• WORK REQUIRED:
Repeat all the records exactly, omitting pictures.

• RECORDED INFORMATION:

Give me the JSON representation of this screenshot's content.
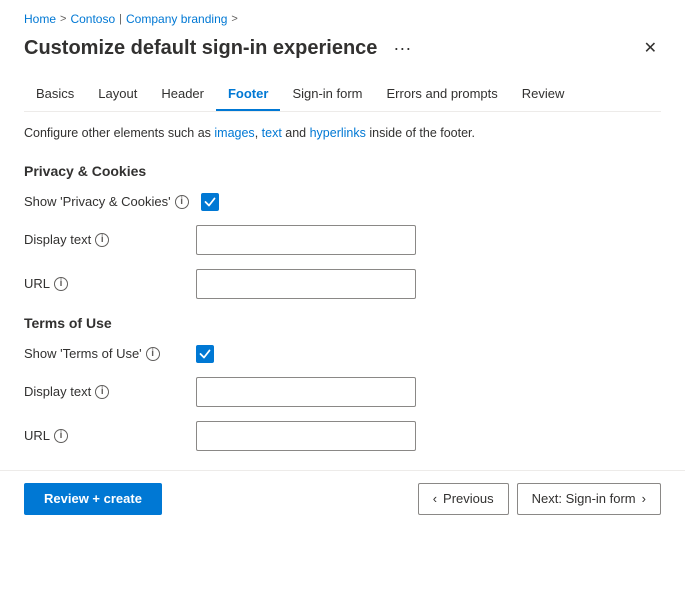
{
  "breadcrumb": {
    "home": "Home",
    "contoso": "Contoso",
    "company_branding": "Company branding",
    "sep1": ">",
    "sep2": "|",
    "sep3": ">"
  },
  "title": "Customize default sign-in experience",
  "ellipsis_label": "···",
  "close_label": "✕",
  "tabs": [
    {
      "id": "basics",
      "label": "Basics",
      "active": false
    },
    {
      "id": "layout",
      "label": "Layout",
      "active": false
    },
    {
      "id": "header",
      "label": "Header",
      "active": false
    },
    {
      "id": "footer",
      "label": "Footer",
      "active": true
    },
    {
      "id": "signin-form",
      "label": "Sign-in form",
      "active": false
    },
    {
      "id": "errors-prompts",
      "label": "Errors and prompts",
      "active": false
    },
    {
      "id": "review",
      "label": "Review",
      "active": false
    }
  ],
  "info_text": "Configure other elements such as images, text and hyperlinks inside of the footer.",
  "info_text_link1": "images",
  "info_text_link2": "text",
  "info_text_link3": "hyperlinks",
  "sections": {
    "privacy_cookies": {
      "title": "Privacy & Cookies",
      "show_label": "Show 'Privacy & Cookies'",
      "show_checked": true,
      "display_text_label": "Display text",
      "display_text_value": "",
      "display_text_placeholder": "",
      "url_label": "URL",
      "url_value": "",
      "url_placeholder": ""
    },
    "terms_of_use": {
      "title": "Terms of Use",
      "show_label": "Show 'Terms of Use'",
      "show_checked": true,
      "display_text_label": "Display text",
      "display_text_value": "",
      "display_text_placeholder": "",
      "url_label": "URL",
      "url_value": "",
      "url_placeholder": ""
    }
  },
  "footer": {
    "review_create_label": "Review + create",
    "previous_label": "Previous",
    "next_label": "Next: Sign-in form"
  }
}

• EXERCISE OUTPUT:
Give me the JSON representation of this screenshot's content.
{
  "breadcrumb": {
    "home": "Home",
    "contoso": "Contoso",
    "company_branding": "Company branding",
    "sep1": ">",
    "sep2": "|",
    "sep3": ">"
  },
  "title": "Customize default sign-in experience",
  "ellipsis_label": "···",
  "close_label": "✕",
  "tabs": [
    {
      "id": "basics",
      "label": "Basics",
      "active": false
    },
    {
      "id": "layout",
      "label": "Layout",
      "active": false
    },
    {
      "id": "header",
      "label": "Header",
      "active": false
    },
    {
      "id": "footer",
      "label": "Footer",
      "active": true
    },
    {
      "id": "signin-form",
      "label": "Sign-in form",
      "active": false
    },
    {
      "id": "errors-prompts",
      "label": "Errors and prompts",
      "active": false
    },
    {
      "id": "review",
      "label": "Review",
      "active": false
    }
  ],
  "info_text": "Configure other elements such as images, text and hyperlinks inside of the footer.",
  "info_text_link1": "images",
  "info_text_link2": "text",
  "info_text_link3": "hyperlinks",
  "sections": {
    "privacy_cookies": {
      "title": "Privacy & Cookies",
      "show_label": "Show 'Privacy & Cookies'",
      "show_checked": true,
      "display_text_label": "Display text",
      "display_text_value": "",
      "display_text_placeholder": "",
      "url_label": "URL",
      "url_value": "",
      "url_placeholder": ""
    },
    "terms_of_use": {
      "title": "Terms of Use",
      "show_label": "Show 'Terms of Use'",
      "show_checked": true,
      "display_text_label": "Display text",
      "display_text_value": "",
      "display_text_placeholder": "",
      "url_label": "URL",
      "url_value": "",
      "url_placeholder": ""
    }
  },
  "footer": {
    "review_create_label": "Review + create",
    "previous_label": "Previous",
    "next_label": "Next: Sign-in form"
  }
}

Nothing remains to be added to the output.